While the Bush administration may disagree, this ancient Athenian quote applies equally to the Russian invasion of Georgia on August 8, 2008 and Bush's invasion of Iraq in 2003.

This statement was originally addressed to the leaders and residents of the small Greek island of Melos 2,439 years ago. The Athenians invaded Melos to prevent the possibility of future hostile actions. The Athenians killed all men of military age (about 600 of them) and enslaved the rest. While some may disdain such a brutal approach, others will recognize that this philosophy is the same as the United States under Bush's, and now Russia's, approach to modern foreign policy.

Over the course of history, states with great power do what they want. If moral reasoning happens to support their action they will use it, but it is not necessary. As seen in Iraq and now in Georgia, states can easily manufacture reasons for military action. This is not new. One of the most infamous uses of Hitler's intellectuals justified heinous crimes against humanity by publishing thousands of books and articles demonizing Jews and others that they considered to be the children of lesser gods.

Reading from the Athenian playbook, the Russians demonized the Georgians by declaring the Georgians to be the aggressors, claiming that they were committing genocide against ethnic Russians. It did not help that the bombastic, reckless leader of Georgia was first to invade the separatist South Ossetians. The two disputed regions — South Ossetia and Abkhazia — were semi-autonomous regions with Russian "peacekeepers" stationed in them. Instead of using diplomatic persuasion and the United Nations to resolve the issues of these semi-autonomous regions in Georgia, the Russians invaded Georgia instead. A few short weeks later the President of Russia, Dmitry Medvedev, announced that Russia was recognizing South Ossetia and Abkhazia's independence.
********************
▶ [WRITTEN TASKS]
**a)** Copy the part of the passage about Melos and Georgia starting at "Over the course" and ending at "of lesser gods.", without changing a word.
**b)** Repeat word for word the lines of the entries starting at the line that contains "detail-line: 动作： xyxy=(166,436,206,454)" and ending at the line that contains "grid-icon xyxy=(21,432,39,450)", both of those lines included.
The passage about Melos and Georgia has nothing to do with the entries that come after it.
********************
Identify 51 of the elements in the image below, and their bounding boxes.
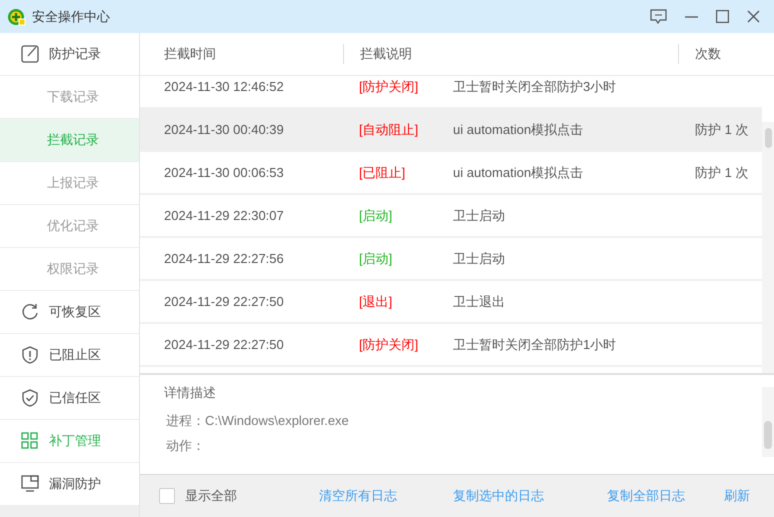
detail-line: 动作： xyxy=(166,436,206,454)
time-cell: 2024-11-29 22:27:50 xyxy=(164,294,284,309)
close-icon[interactable] xyxy=(747,10,760,23)
column-header[interactable]: 拦截说明 xyxy=(360,44,412,64)
checkbox[interactable] xyxy=(159,488,175,504)
feedback-icon[interactable] xyxy=(650,9,667,24)
description-cell: 卫士退出 xyxy=(453,294,505,309)
description-cell: ui automation模拟点击 xyxy=(453,164,584,180)
window-title: 安全操作中心 xyxy=(32,8,110,26)
count-cell: 防护 1 次 xyxy=(695,122,748,137)
sidebar-item[interactable]: 漏洞防护 xyxy=(0,463,139,506)
status-tag: [自动阻止] xyxy=(359,122,418,137)
sidebar-item[interactable]: 防护记录 xyxy=(0,33,139,76)
time-cell: 2024-11-29 22:27:50 xyxy=(164,336,284,352)
sidebar-item[interactable]: 已信任区 xyxy=(0,377,139,420)
minimize-icon[interactable] xyxy=(685,16,698,18)
grid-icon xyxy=(21,432,39,450)
table-row[interactable]: 2024-11-30 00:40:39 [自动阻止] ui automation模拟点击 防护 1 次 xyxy=(140,109,762,152)
monitor-icon xyxy=(21,475,39,493)
status-tag: [启动] xyxy=(359,208,392,223)
scrollbar-thumb[interactable] xyxy=(765,128,772,148)
time-cell: 2024-11-30 12:46:52 xyxy=(164,78,284,94)
description-cell: 卫士启动 xyxy=(453,250,505,266)
count-cell: 防护 1 次 xyxy=(695,164,748,180)
time-cell: 2024-11-30 00:06:53 xyxy=(164,164,284,180)
maximize-icon[interactable] xyxy=(716,10,729,23)
shield-exclamation-icon xyxy=(21,346,39,364)
sidebar-item[interactable]: 可恢复区 xyxy=(0,291,139,334)
status-tag: [退出] xyxy=(359,294,392,309)
detail-line: 进程：C:\Windows\explorer.exe xyxy=(166,412,350,430)
refresh-icon xyxy=(21,303,39,321)
sidebar-item[interactable]: 已阻止区 xyxy=(0,334,139,377)
status-tag: [已阻止] xyxy=(359,164,406,180)
time-cell: 2024-11-29 22:27:56 xyxy=(164,250,284,266)
status-tag: [防护关闭] xyxy=(359,336,418,352)
details-heading: 详情描述 xyxy=(164,384,217,402)
column-header[interactable]: 次数 xyxy=(695,44,721,64)
checkbox-label[interactable]: 显示全部 xyxy=(185,486,237,506)
description-cell: 卫士启动 xyxy=(453,208,505,223)
description-cell: 卫士暂时关闭全部防护1小时 xyxy=(453,336,616,352)
column-header[interactable]: 拦截时间 xyxy=(164,44,216,64)
description-cell: 卫士暂时关闭全部防护3小时 xyxy=(453,78,616,94)
shield-check-icon xyxy=(21,389,39,407)
time-cell: 2024-11-29 22:30:07 xyxy=(164,208,284,223)
scrollbar-thumb[interactable] xyxy=(764,421,772,449)
status-tag: [启动] xyxy=(359,250,392,266)
shield-plus-logo-icon xyxy=(8,8,26,26)
edit-icon xyxy=(21,45,39,63)
time-cell: 2024-11-30 00:40:39 xyxy=(164,122,284,137)
status-tag: [防护关闭] xyxy=(359,78,418,94)
description-cell: ui automation模拟点击 xyxy=(453,122,584,137)
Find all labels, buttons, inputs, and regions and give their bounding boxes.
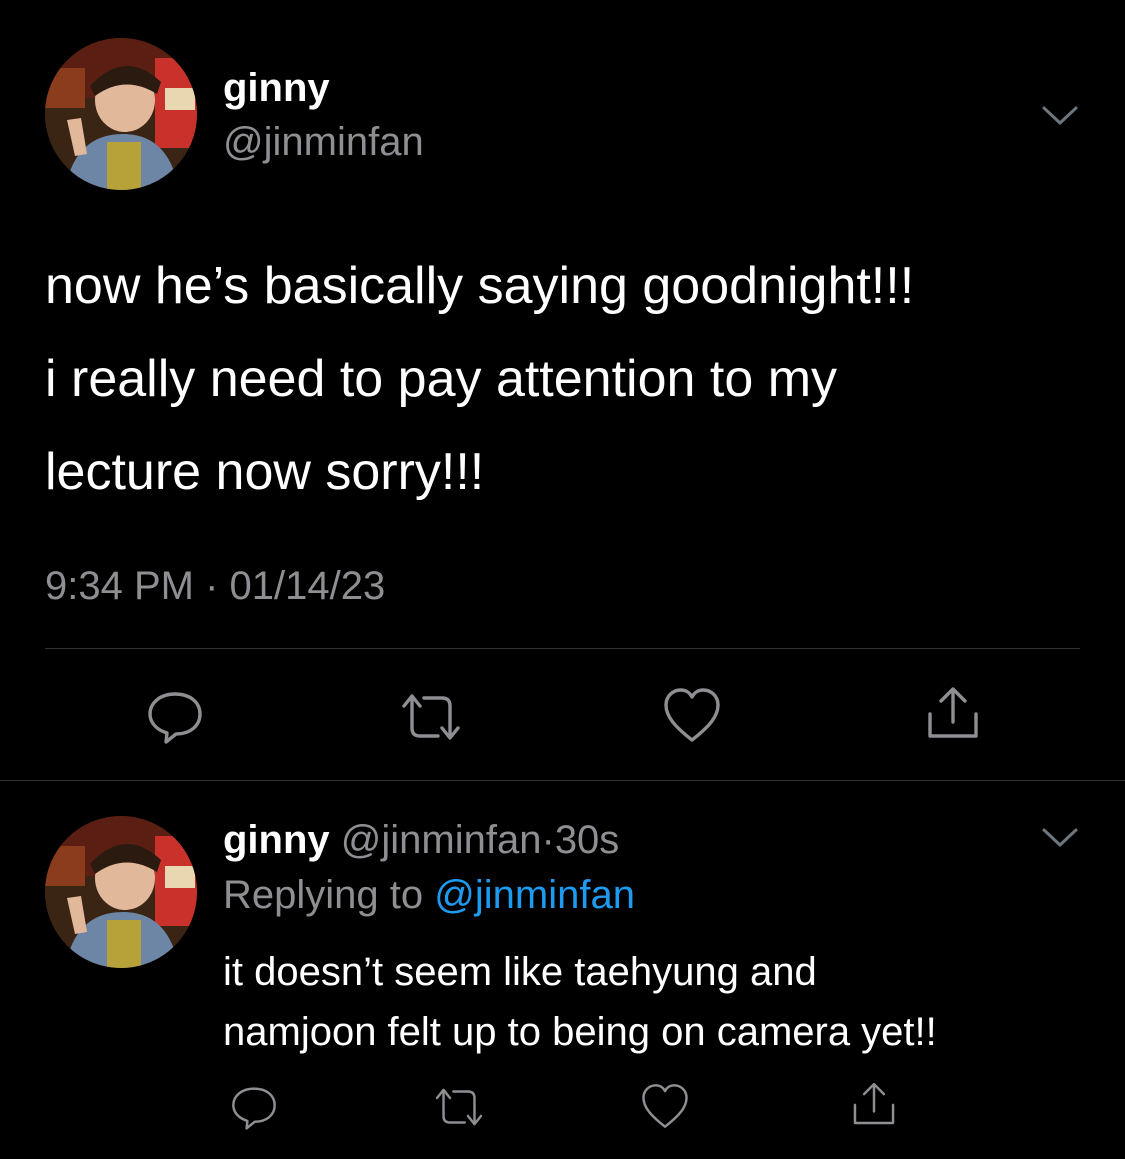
author-handle[interactable]: @jinminfan [223, 118, 424, 166]
replying-to: Replying to @jinminfan [223, 870, 635, 920]
reply-button[interactable] [146, 686, 204, 744]
like-button[interactable] [662, 686, 722, 744]
reply-text-line: namjoon felt up to being on camera yet!! [223, 1010, 937, 1054]
replying-to-handle[interactable]: @jinminfan [434, 873, 635, 917]
retweet-icon [435, 1088, 483, 1126]
reply-author-avatar[interactable] [45, 816, 197, 968]
author-name[interactable]: ginny [223, 64, 330, 112]
share-icon [853, 1082, 895, 1125]
reply-author-handle[interactable]: @jinminfan [341, 818, 542, 862]
chevron-down-icon[interactable] [1040, 826, 1080, 850]
heart-icon [642, 1084, 688, 1128]
tweet-text: now he’s basically saying goodnight!!! i… [45, 240, 1085, 519]
tweet-text-line: now he’s basically saying goodnight!!! [45, 257, 915, 315]
reply-text: it doesn’t seem like taehyung and namjoo… [223, 942, 937, 1062]
tweet-timestamp[interactable]: 9:34 PM · 01/14/23 [45, 560, 385, 612]
like-button[interactable] [640, 1082, 690, 1130]
chevron-down-icon[interactable] [1040, 104, 1080, 128]
share-button[interactable] [850, 1080, 898, 1128]
reply-author-name[interactable]: ginny [223, 818, 330, 862]
avatar-photo [45, 38, 197, 190]
divider [45, 648, 1080, 649]
comment-icon [232, 1087, 276, 1130]
share-icon [928, 687, 978, 738]
reply-header: ginny @jinminfan·30s [223, 815, 619, 865]
comment-icon [148, 692, 202, 744]
retweet-button[interactable] [432, 1085, 486, 1129]
divider [0, 780, 1125, 781]
heart-icon [664, 688, 720, 742]
retweet-button[interactable] [398, 690, 464, 744]
reply-separator: · [541, 818, 555, 862]
reply-age: 30s [554, 818, 620, 862]
tweet-text-line: i really need to pay attention to my [45, 350, 838, 408]
reply-text-line: it doesn’t seem like taehyung and [223, 950, 817, 994]
reply-button[interactable] [230, 1082, 278, 1130]
tweet-text-line: lecture now sorry!!! [45, 443, 485, 501]
avatar-photo [45, 816, 197, 968]
author-avatar[interactable] [45, 38, 197, 190]
share-button[interactable] [924, 684, 982, 742]
retweet-icon [402, 694, 460, 740]
replying-to-label: Replying to [223, 873, 424, 917]
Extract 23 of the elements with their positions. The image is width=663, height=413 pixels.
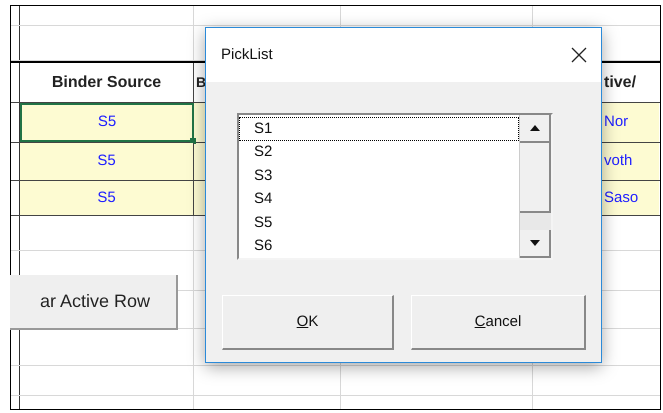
- up-arrow-icon: [530, 125, 540, 131]
- list-item[interactable]: S3: [239, 164, 519, 188]
- clear-row-button[interactable]: ar Active Row: [10, 275, 178, 330]
- scroll-down-button[interactable]: [520, 230, 551, 258]
- column-header: tive/: [603, 72, 638, 92]
- list-item[interactable]: S5: [239, 211, 519, 234]
- scroll-thumb[interactable]: [520, 143, 551, 213]
- table-cell[interactable]: S5: [20, 143, 194, 180]
- list-item[interactable]: S1: [239, 117, 519, 140]
- table-cell[interactable]: S5: [20, 181, 194, 215]
- cancel-button[interactable]: Cancel: [411, 295, 586, 350]
- ok-button[interactable]: OK: [222, 295, 394, 350]
- list-item[interactable]: S6: [239, 234, 519, 258]
- list-box[interactable]: S1 S2 S3 S4 S5 S6: [237, 113, 553, 260]
- down-arrow-icon: [530, 240, 540, 246]
- window-title: PickList: [221, 44, 273, 65]
- list-item[interactable]: S4: [239, 188, 519, 211]
- table-cell[interactable]: S5: [20, 103, 194, 142]
- close-icon[interactable]: [571, 47, 587, 63]
- column-header: Binder Source: [20, 63, 194, 102]
- scrollbar[interactable]: [519, 115, 551, 258]
- list-item[interactable]: S2: [239, 140, 519, 164]
- scroll-up-button[interactable]: [520, 115, 551, 143]
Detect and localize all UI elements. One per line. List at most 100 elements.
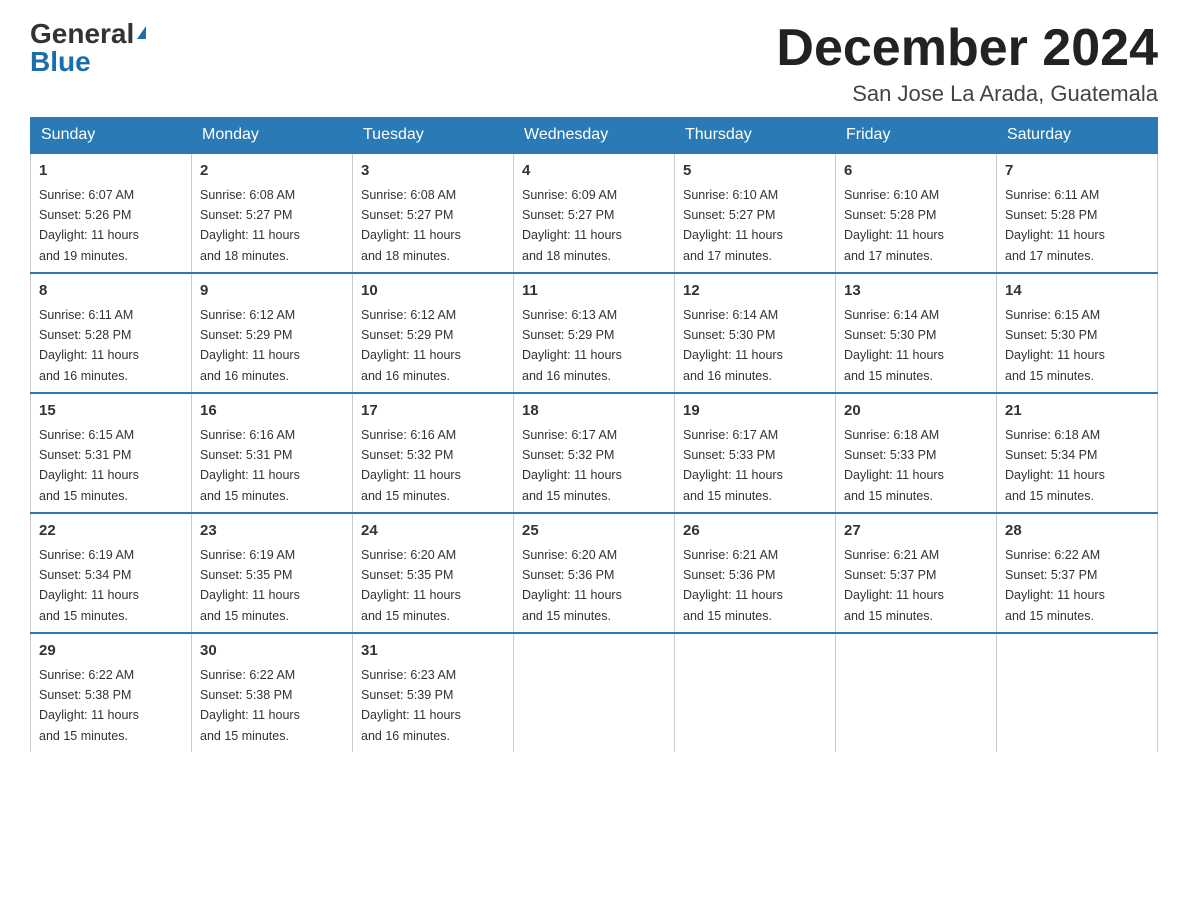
calendar-day-cell: 6 Sunrise: 6:10 AMSunset: 5:28 PMDayligh… [836,153,997,273]
day-info: Sunrise: 6:13 AMSunset: 5:29 PMDaylight:… [522,308,622,383]
day-info: Sunrise: 6:18 AMSunset: 5:33 PMDaylight:… [844,428,944,503]
day-number: 11 [522,280,666,303]
calendar-day-cell: 19 Sunrise: 6:17 AMSunset: 5:33 PMDaylig… [675,393,836,513]
day-info: Sunrise: 6:21 AMSunset: 5:37 PMDaylight:… [844,548,944,623]
logo-general-text: General [30,20,134,48]
day-info: Sunrise: 6:10 AMSunset: 5:27 PMDaylight:… [683,188,783,263]
day-number: 3 [361,160,505,183]
calendar-week-row: 1 Sunrise: 6:07 AMSunset: 5:26 PMDayligh… [31,153,1158,273]
calendar-day-cell: 8 Sunrise: 6:11 AMSunset: 5:28 PMDayligh… [31,273,192,393]
day-info: Sunrise: 6:19 AMSunset: 5:34 PMDaylight:… [39,548,139,623]
weekday-header-saturday: Saturday [997,118,1158,154]
day-number: 12 [683,280,827,303]
day-info: Sunrise: 6:22 AMSunset: 5:38 PMDaylight:… [39,668,139,743]
day-number: 10 [361,280,505,303]
day-info: Sunrise: 6:15 AMSunset: 5:30 PMDaylight:… [1005,308,1105,383]
day-number: 18 [522,400,666,423]
calendar-day-cell: 22 Sunrise: 6:19 AMSunset: 5:34 PMDaylig… [31,513,192,633]
empty-cell [675,633,836,752]
day-number: 17 [361,400,505,423]
day-number: 30 [200,640,344,663]
day-number: 16 [200,400,344,423]
day-number: 21 [1005,400,1149,423]
day-number: 22 [39,520,183,543]
day-info: Sunrise: 6:08 AMSunset: 5:27 PMDaylight:… [200,188,300,263]
day-info: Sunrise: 6:14 AMSunset: 5:30 PMDaylight:… [683,308,783,383]
calendar-day-cell: 13 Sunrise: 6:14 AMSunset: 5:30 PMDaylig… [836,273,997,393]
calendar-day-cell: 1 Sunrise: 6:07 AMSunset: 5:26 PMDayligh… [31,153,192,273]
day-info: Sunrise: 6:22 AMSunset: 5:38 PMDaylight:… [200,668,300,743]
weekday-header-tuesday: Tuesday [353,118,514,154]
day-number: 4 [522,160,666,183]
day-info: Sunrise: 6:23 AMSunset: 5:39 PMDaylight:… [361,668,461,743]
day-info: Sunrise: 6:11 AMSunset: 5:28 PMDaylight:… [39,308,139,383]
empty-cell [997,633,1158,752]
day-number: 28 [1005,520,1149,543]
day-info: Sunrise: 6:08 AMSunset: 5:27 PMDaylight:… [361,188,461,263]
calendar-day-cell: 21 Sunrise: 6:18 AMSunset: 5:34 PMDaylig… [997,393,1158,513]
empty-cell [514,633,675,752]
empty-cell [836,633,997,752]
day-number: 2 [200,160,344,183]
weekday-header-thursday: Thursday [675,118,836,154]
day-number: 26 [683,520,827,543]
day-info: Sunrise: 6:15 AMSunset: 5:31 PMDaylight:… [39,428,139,503]
calendar-day-cell: 5 Sunrise: 6:10 AMSunset: 5:27 PMDayligh… [675,153,836,273]
day-info: Sunrise: 6:19 AMSunset: 5:35 PMDaylight:… [200,548,300,623]
day-number: 14 [1005,280,1149,303]
logo: General Blue [30,20,146,76]
day-number: 29 [39,640,183,663]
day-number: 27 [844,520,988,543]
day-number: 25 [522,520,666,543]
calendar-day-cell: 4 Sunrise: 6:09 AMSunset: 5:27 PMDayligh… [514,153,675,273]
day-info: Sunrise: 6:17 AMSunset: 5:32 PMDaylight:… [522,428,622,503]
calendar-day-cell: 12 Sunrise: 6:14 AMSunset: 5:30 PMDaylig… [675,273,836,393]
day-number: 20 [844,400,988,423]
day-info: Sunrise: 6:07 AMSunset: 5:26 PMDaylight:… [39,188,139,263]
logo-blue-text: Blue [30,46,91,77]
day-info: Sunrise: 6:16 AMSunset: 5:32 PMDaylight:… [361,428,461,503]
calendar-day-cell: 28 Sunrise: 6:22 AMSunset: 5:37 PMDaylig… [997,513,1158,633]
weekday-header-wednesday: Wednesday [514,118,675,154]
day-info: Sunrise: 6:09 AMSunset: 5:27 PMDaylight:… [522,188,622,263]
calendar-day-cell: 9 Sunrise: 6:12 AMSunset: 5:29 PMDayligh… [192,273,353,393]
calendar-day-cell: 16 Sunrise: 6:16 AMSunset: 5:31 PMDaylig… [192,393,353,513]
day-number: 31 [361,640,505,663]
day-info: Sunrise: 6:10 AMSunset: 5:28 PMDaylight:… [844,188,944,263]
day-info: Sunrise: 6:14 AMSunset: 5:30 PMDaylight:… [844,308,944,383]
calendar-week-row: 15 Sunrise: 6:15 AMSunset: 5:31 PMDaylig… [31,393,1158,513]
day-number: 23 [200,520,344,543]
calendar-day-cell: 25 Sunrise: 6:20 AMSunset: 5:36 PMDaylig… [514,513,675,633]
calendar-day-cell: 2 Sunrise: 6:08 AMSunset: 5:27 PMDayligh… [192,153,353,273]
calendar-day-cell: 20 Sunrise: 6:18 AMSunset: 5:33 PMDaylig… [836,393,997,513]
calendar-week-row: 8 Sunrise: 6:11 AMSunset: 5:28 PMDayligh… [31,273,1158,393]
calendar-table: SundayMondayTuesdayWednesdayThursdayFrid… [30,117,1158,752]
calendar-day-cell: 7 Sunrise: 6:11 AMSunset: 5:28 PMDayligh… [997,153,1158,273]
weekday-header-monday: Monday [192,118,353,154]
day-info: Sunrise: 6:18 AMSunset: 5:34 PMDaylight:… [1005,428,1105,503]
day-number: 24 [361,520,505,543]
weekday-header-row: SundayMondayTuesdayWednesdayThursdayFrid… [31,118,1158,154]
day-number: 6 [844,160,988,183]
day-number: 5 [683,160,827,183]
location-subtitle: San Jose La Arada, Guatemala [776,81,1158,107]
weekday-header-friday: Friday [836,118,997,154]
day-info: Sunrise: 6:20 AMSunset: 5:35 PMDaylight:… [361,548,461,623]
day-number: 1 [39,160,183,183]
day-number: 13 [844,280,988,303]
day-info: Sunrise: 6:17 AMSunset: 5:33 PMDaylight:… [683,428,783,503]
day-info: Sunrise: 6:21 AMSunset: 5:36 PMDaylight:… [683,548,783,623]
day-number: 8 [39,280,183,303]
calendar-day-cell: 31 Sunrise: 6:23 AMSunset: 5:39 PMDaylig… [353,633,514,752]
day-number: 19 [683,400,827,423]
calendar-day-cell: 14 Sunrise: 6:15 AMSunset: 5:30 PMDaylig… [997,273,1158,393]
logo-triangle-icon [137,26,146,39]
calendar-day-cell: 18 Sunrise: 6:17 AMSunset: 5:32 PMDaylig… [514,393,675,513]
day-info: Sunrise: 6:20 AMSunset: 5:36 PMDaylight:… [522,548,622,623]
calendar-day-cell: 27 Sunrise: 6:21 AMSunset: 5:37 PMDaylig… [836,513,997,633]
day-info: Sunrise: 6:16 AMSunset: 5:31 PMDaylight:… [200,428,300,503]
page-header: General Blue December 2024 San Jose La A… [30,20,1158,107]
day-info: Sunrise: 6:12 AMSunset: 5:29 PMDaylight:… [200,308,300,383]
calendar-day-cell: 15 Sunrise: 6:15 AMSunset: 5:31 PMDaylig… [31,393,192,513]
calendar-day-cell: 11 Sunrise: 6:13 AMSunset: 5:29 PMDaylig… [514,273,675,393]
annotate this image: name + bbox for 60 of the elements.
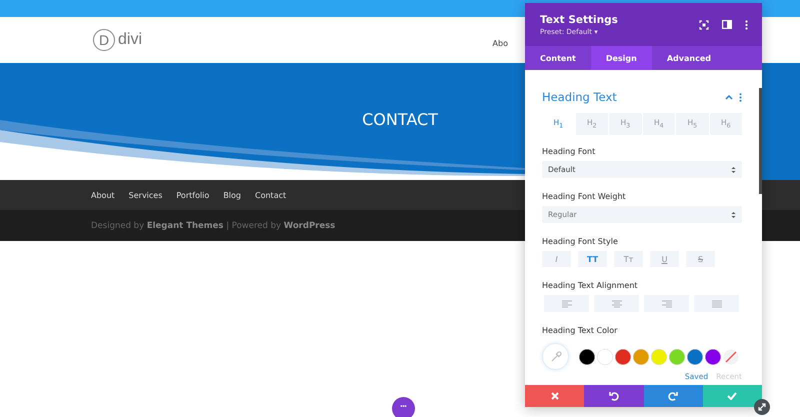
********************
▶ [ANSWER SET]
**a)**
Over the course of history, states with great power do what they want. If moral reasoning happens to support their action they will use it, but it is not necessary. As seen in Iraq and now in Georgia, states can easily manufacture reasons for military action. This is not new. One of the most infamous uses of Hitler's intellectuals justified heinous crimes against humanity by publishing thousands of books and articles demonizing Jews and others that they considered to be the children of lesser gods.

**b)**
detail-line: 动作： xyxy=(166,436,206,454)
time-cell: 2024-11-29 22:27:50 xyxy=(164,294,284,309)
close-icon[interactable] xyxy=(747,10,760,23)
column-header[interactable]: 拦截说明 xyxy=(360,44,412,64)
checkbox[interactable] xyxy=(159,488,175,504)
feedback-icon[interactable] xyxy=(650,9,667,24)
description-cell: 卫士退出 xyxy=(453,294,505,309)
description-cell: ui automation模拟点击 xyxy=(453,164,584,180)
window-title: 安全操作中心 xyxy=(32,8,110,26)
count-cell: 防护 1 次 xyxy=(695,122,748,137)
sidebar-item[interactable]: 漏洞防护 xyxy=(0,463,139,506)
status-tag: [自动阻止] xyxy=(359,122,418,137)
sidebar-item[interactable]: 防护记录 xyxy=(0,33,139,76)
time-cell: 2024-11-29 22:27:50 xyxy=(164,336,284,352)
sidebar-item[interactable]: 已信任区 xyxy=(0,377,139,420)
minimize-icon[interactable] xyxy=(685,16,698,18)
grid-icon xyxy=(21,432,39,450)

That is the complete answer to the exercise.